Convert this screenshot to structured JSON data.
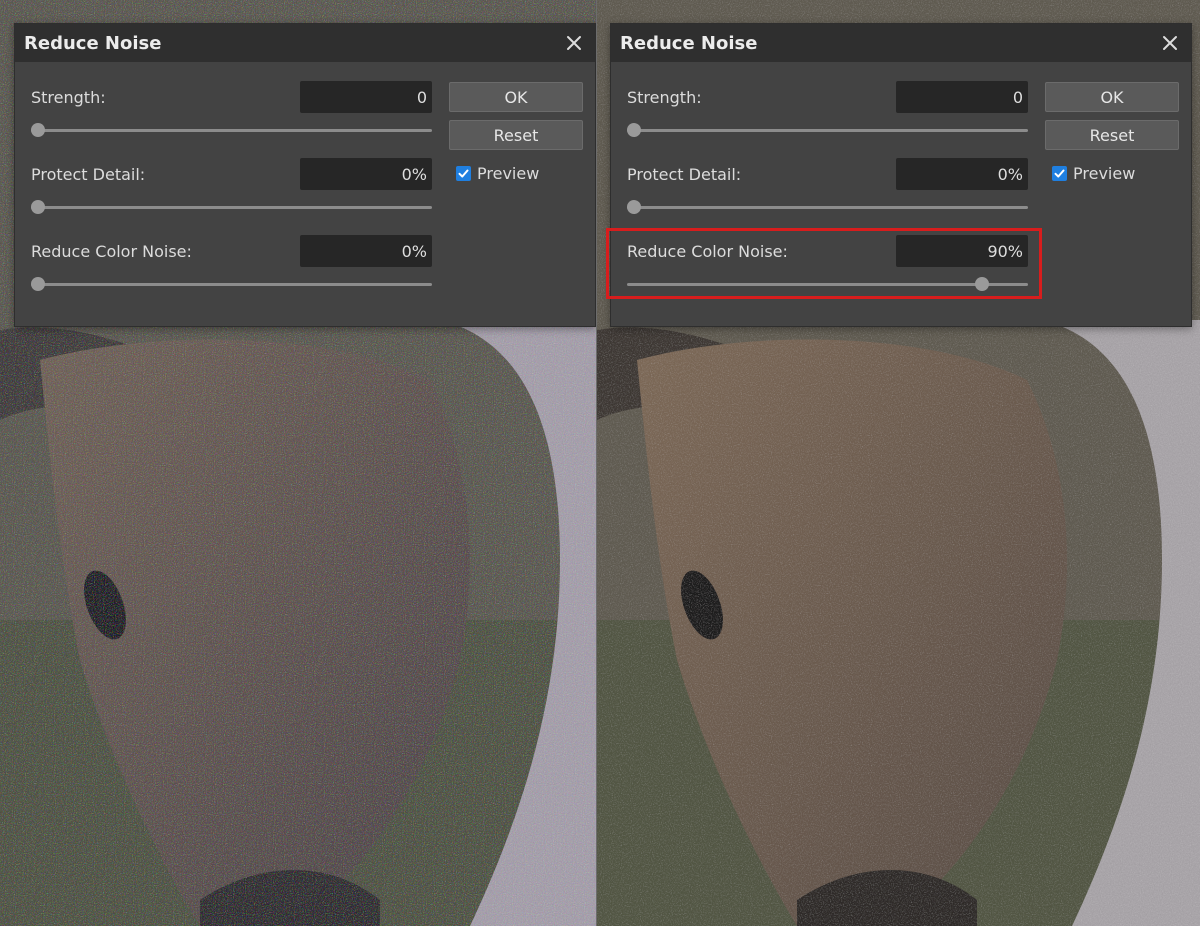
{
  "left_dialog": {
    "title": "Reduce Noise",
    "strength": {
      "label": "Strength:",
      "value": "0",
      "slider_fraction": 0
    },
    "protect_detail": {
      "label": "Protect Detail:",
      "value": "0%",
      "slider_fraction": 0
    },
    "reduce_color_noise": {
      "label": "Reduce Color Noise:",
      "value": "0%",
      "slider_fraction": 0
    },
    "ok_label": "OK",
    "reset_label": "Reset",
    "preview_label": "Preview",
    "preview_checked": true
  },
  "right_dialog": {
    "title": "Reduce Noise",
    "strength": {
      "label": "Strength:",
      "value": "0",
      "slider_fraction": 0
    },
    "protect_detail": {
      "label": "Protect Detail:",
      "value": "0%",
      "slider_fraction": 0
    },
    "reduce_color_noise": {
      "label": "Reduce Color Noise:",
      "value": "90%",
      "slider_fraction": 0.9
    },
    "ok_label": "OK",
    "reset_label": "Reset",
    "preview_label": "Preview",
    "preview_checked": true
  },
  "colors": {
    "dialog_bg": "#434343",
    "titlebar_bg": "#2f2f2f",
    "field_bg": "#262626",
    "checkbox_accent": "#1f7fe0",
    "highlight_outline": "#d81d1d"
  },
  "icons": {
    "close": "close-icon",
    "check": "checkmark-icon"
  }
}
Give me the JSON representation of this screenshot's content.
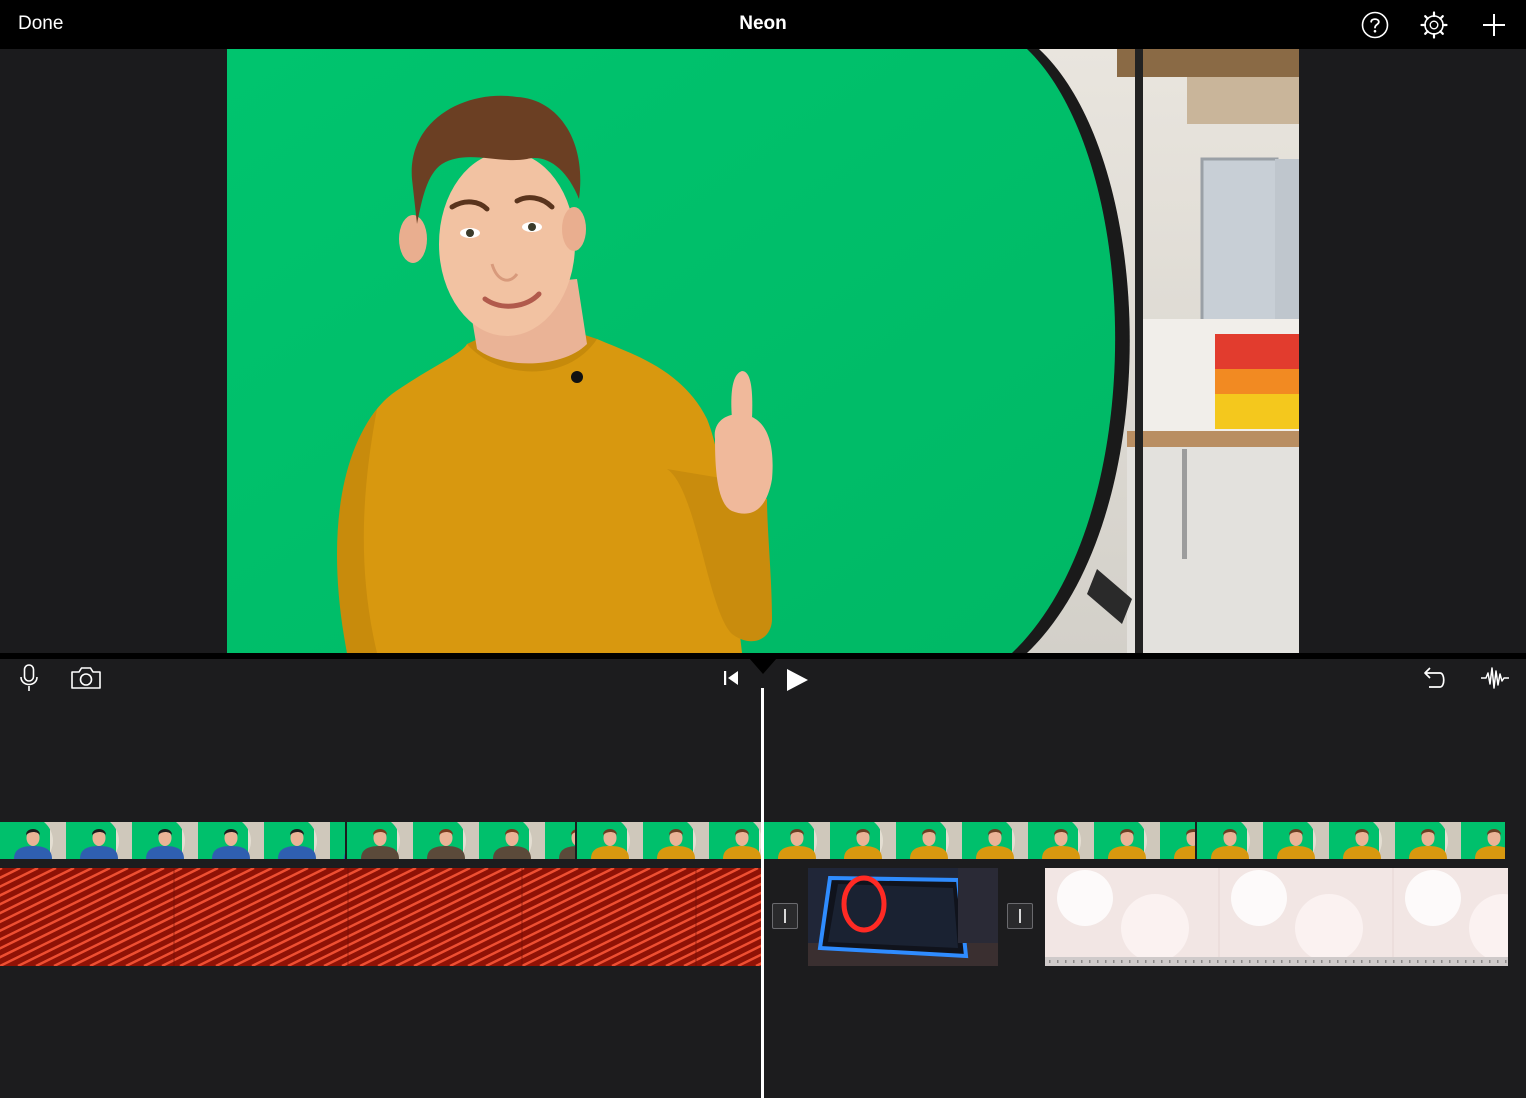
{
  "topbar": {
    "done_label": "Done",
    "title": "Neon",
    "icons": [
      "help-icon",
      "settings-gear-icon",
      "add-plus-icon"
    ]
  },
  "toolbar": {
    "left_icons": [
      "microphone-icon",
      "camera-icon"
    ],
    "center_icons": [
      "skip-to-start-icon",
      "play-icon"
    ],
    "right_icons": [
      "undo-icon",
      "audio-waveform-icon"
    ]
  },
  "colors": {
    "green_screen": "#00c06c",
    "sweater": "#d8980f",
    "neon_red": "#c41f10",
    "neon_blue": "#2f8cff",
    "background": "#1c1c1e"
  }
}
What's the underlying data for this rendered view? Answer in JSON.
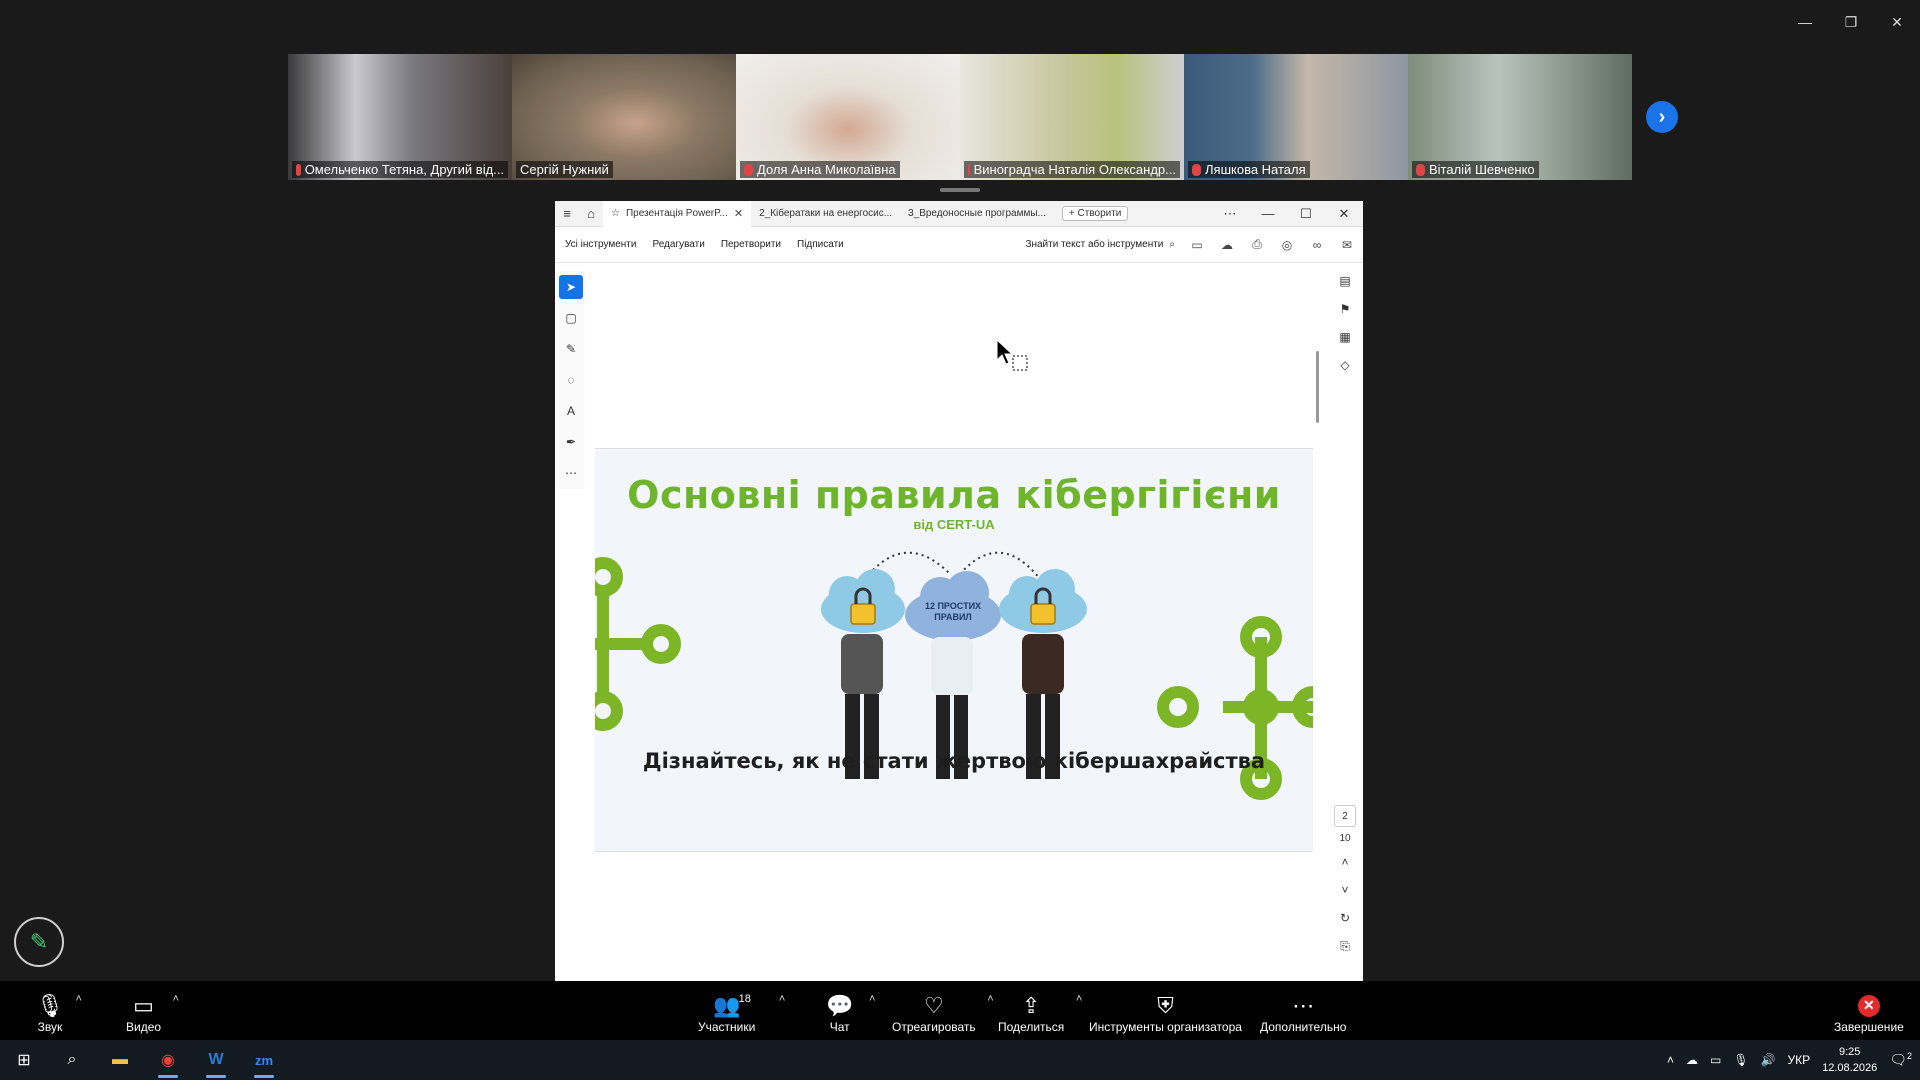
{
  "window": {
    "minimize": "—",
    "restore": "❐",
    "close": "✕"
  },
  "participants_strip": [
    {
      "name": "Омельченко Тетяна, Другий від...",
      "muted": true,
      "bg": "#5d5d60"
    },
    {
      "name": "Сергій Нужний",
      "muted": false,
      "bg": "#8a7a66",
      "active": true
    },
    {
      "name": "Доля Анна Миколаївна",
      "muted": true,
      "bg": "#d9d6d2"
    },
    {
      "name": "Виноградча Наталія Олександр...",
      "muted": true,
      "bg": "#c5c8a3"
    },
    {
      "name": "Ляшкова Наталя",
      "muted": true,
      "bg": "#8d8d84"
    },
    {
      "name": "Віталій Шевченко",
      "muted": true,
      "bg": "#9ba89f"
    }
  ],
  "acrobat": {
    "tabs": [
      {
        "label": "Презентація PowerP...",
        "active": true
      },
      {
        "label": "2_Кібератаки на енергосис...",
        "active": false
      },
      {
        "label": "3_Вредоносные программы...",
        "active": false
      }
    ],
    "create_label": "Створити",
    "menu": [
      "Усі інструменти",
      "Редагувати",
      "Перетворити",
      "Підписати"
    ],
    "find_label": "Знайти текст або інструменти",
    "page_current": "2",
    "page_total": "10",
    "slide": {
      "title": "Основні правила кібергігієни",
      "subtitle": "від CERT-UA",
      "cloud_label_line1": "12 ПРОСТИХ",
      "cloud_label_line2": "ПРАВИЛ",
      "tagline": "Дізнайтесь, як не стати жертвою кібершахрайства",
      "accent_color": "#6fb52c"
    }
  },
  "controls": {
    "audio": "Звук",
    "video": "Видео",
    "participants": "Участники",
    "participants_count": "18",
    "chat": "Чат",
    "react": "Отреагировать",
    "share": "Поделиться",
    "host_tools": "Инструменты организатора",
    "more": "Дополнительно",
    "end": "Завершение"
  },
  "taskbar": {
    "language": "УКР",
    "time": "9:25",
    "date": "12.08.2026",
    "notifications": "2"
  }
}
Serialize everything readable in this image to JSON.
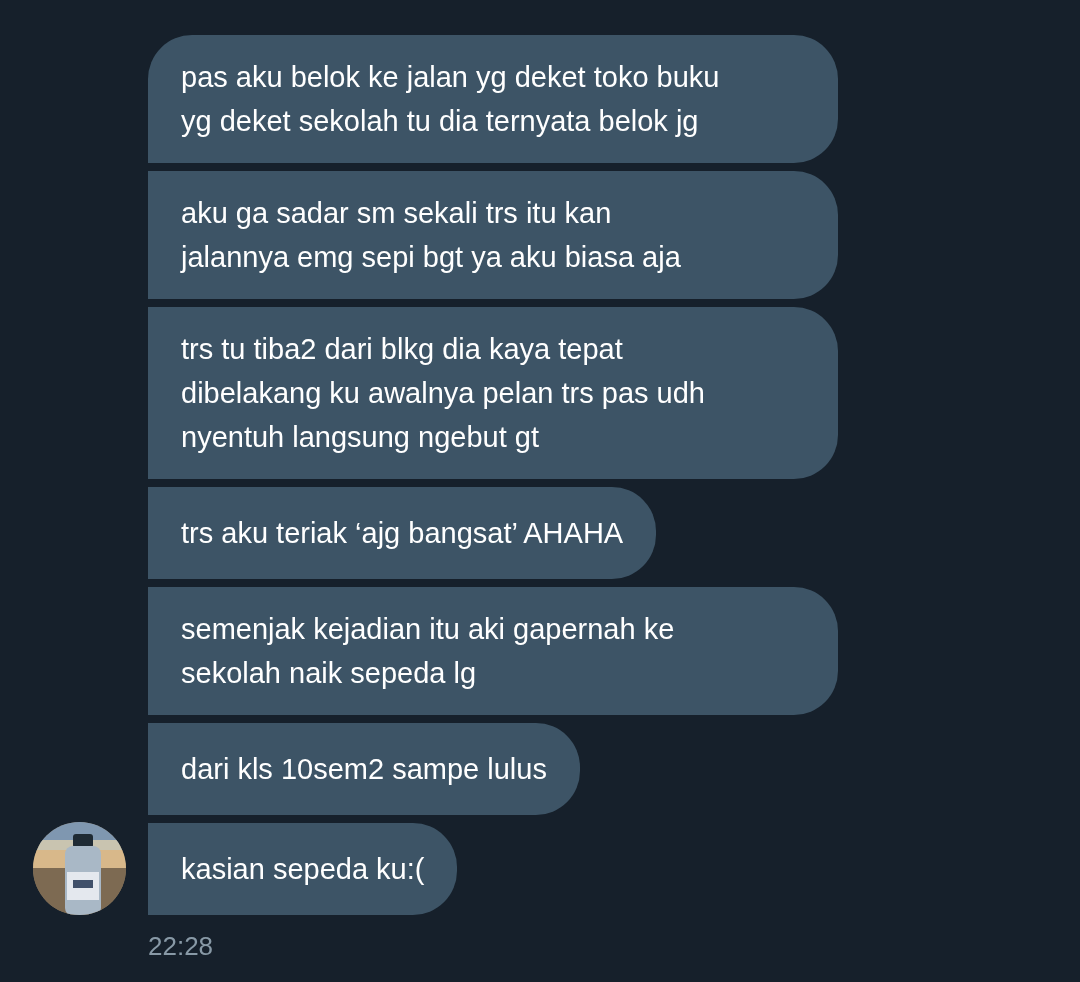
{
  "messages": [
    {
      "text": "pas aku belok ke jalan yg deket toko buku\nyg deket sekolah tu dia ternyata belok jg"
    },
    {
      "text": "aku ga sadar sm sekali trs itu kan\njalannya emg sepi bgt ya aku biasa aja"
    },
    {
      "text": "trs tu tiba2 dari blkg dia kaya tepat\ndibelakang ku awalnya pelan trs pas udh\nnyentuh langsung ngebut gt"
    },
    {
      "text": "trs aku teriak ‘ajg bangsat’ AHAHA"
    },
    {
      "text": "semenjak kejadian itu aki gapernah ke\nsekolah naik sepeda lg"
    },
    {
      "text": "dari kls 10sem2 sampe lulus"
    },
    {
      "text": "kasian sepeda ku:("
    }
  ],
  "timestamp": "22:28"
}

_ _ _ _

## WHAT TO DO
Copy the entries exactly. Leave out the images.

## SOLUTION FOR THIS TASK
Convert this screenshot to structured JSON data.
{
  "left_dialog": {
    "title": "Reduce Noise",
    "strength": {
      "label": "Strength:",
      "value": "0",
      "slider_fraction": 0
    },
    "protect_detail": {
      "label": "Protect Detail:",
      "value": "0%",
      "slider_fraction": 0
    },
    "reduce_color_noise": {
      "label": "Reduce Color Noise:",
      "value": "0%",
      "slider_fraction": 0
    },
    "ok_label": "OK",
    "reset_label": "Reset",
    "preview_label": "Preview",
    "preview_checked": true
  },
  "right_dialog": {
    "title": "Reduce Noise",
    "strength": {
      "label": "Strength:",
      "value": "0",
      "slider_fraction": 0
    },
    "protect_detail": {
      "label": "Protect Detail:",
      "value": "0%",
      "slider_fraction": 0
    },
    "reduce_color_noise": {
      "label": "Reduce Color Noise:",
      "value": "90%",
      "slider_fraction": 0.9
    },
    "ok_label": "OK",
    "reset_label": "Reset",
    "preview_label": "Preview",
    "preview_checked": true
  },
  "colors": {
    "dialog_bg": "#434343",
    "titlebar_bg": "#2f2f2f",
    "field_bg": "#262626",
    "checkbox_accent": "#1f7fe0",
    "highlight_outline": "#d81d1d"
  },
  "icons": {
    "close": "close-icon",
    "check": "checkmark-icon"
  }
}
Give me the JSON representation of this screenshot's content.
{
  "topbar": {
    "done_label": "Done",
    "title": "Neon",
    "icons": [
      "help-icon",
      "settings-gear-icon",
      "add-plus-icon"
    ]
  },
  "toolbar": {
    "left_icons": [
      "microphone-icon",
      "camera-icon"
    ],
    "center_icons": [
      "skip-to-start-icon",
      "play-icon"
    ],
    "right_icons": [
      "undo-icon",
      "audio-waveform-icon"
    ]
  },
  "colors": {
    "green_screen": "#00c06c",
    "sweater": "#d8980f",
    "neon_red": "#c41f10",
    "neon_blue": "#2f8cff",
    "background": "#1c1c1e"
  }
}
What's the underlying data for this rendered view? Answer in JSON.
{
  "window": {
    "minimize": "—",
    "restore": "❐",
    "close": "✕"
  },
  "participants_strip": [
    {
      "name": "Омельченко Тетяна, Другий від...",
      "muted": true,
      "bg": "#5d5d60"
    },
    {
      "name": "Сергій Нужний",
      "muted": false,
      "bg": "#8a7a66",
      "active": true
    },
    {
      "name": "Доля Анна Миколаївна",
      "muted": true,
      "bg": "#d9d6d2"
    },
    {
      "name": "Виноградча Наталія Олександр...",
      "muted": true,
      "bg": "#c5c8a3"
    },
    {
      "name": "Ляшкова Наталя",
      "muted": true,
      "bg": "#8d8d84"
    },
    {
      "name": "Віталій Шевченко",
      "muted": true,
      "bg": "#9ba89f"
    }
  ],
  "acrobat": {
    "tabs": [
      {
        "label": "Презентація PowerP...",
        "active": true
      },
      {
        "label": "2_Кібератаки на енергосис...",
        "active": false
      },
      {
        "label": "3_Вредоносные программы...",
        "active": false
      }
    ],
    "create_label": "Створити",
    "menu": [
      "Усі інструменти",
      "Редагувати",
      "Перетворити",
      "Підписати"
    ],
    "find_label": "Знайти текст або інструменти",
    "page_current": "2",
    "page_total": "10",
    "slide": {
      "title": "Основні правила кібергігієни",
      "subtitle": "від CERT-UA",
      "cloud_label_line1": "12 ПРОСТИХ",
      "cloud_label_line2": "ПРАВИЛ",
      "tagline": "Дізнайтесь, як не стати жертвою кібершахрайства",
      "accent_color": "#6fb52c"
    }
  },
  "controls": {
    "audio": "Звук",
    "video": "Видео",
    "participants": "Участники",
    "participants_count": "18",
    "chat": "Чат",
    "react": "Отреагировать",
    "share": "Поделиться",
    "host_tools": "Инструменты организатора",
    "more": "Дополнительно",
    "end": "Завершение"
  },
  "taskbar": {
    "language": "УКР",
    "time": "9:25",
    "date": "12.08.2026",
    "notifications": "2"
  }
}
Serialize everything readable in this image to JSON.
{
  "messages": [
    {
      "text": "pas aku belok ke jalan yg deket toko buku\nyg deket sekolah tu dia ternyata belok jg"
    },
    {
      "text": "aku ga sadar sm sekali trs itu kan\njalannya emg sepi bgt ya aku biasa aja"
    },
    {
      "text": "trs tu tiba2 dari blkg dia kaya tepat\ndibelakang ku awalnya pelan trs pas udh\nnyentuh langsung ngebut gt"
    },
    {
      "text": "trs aku teriak ‘ajg bangsat’ AHAHA"
    },
    {
      "text": "semenjak kejadian itu aki gapernah ke\nsekolah naik sepeda lg"
    },
    {
      "text": "dari kls 10sem2 sampe lulus"
    },
    {
      "text": "kasian sepeda ku:("
    }
  ],
  "timestamp": "22:28"
}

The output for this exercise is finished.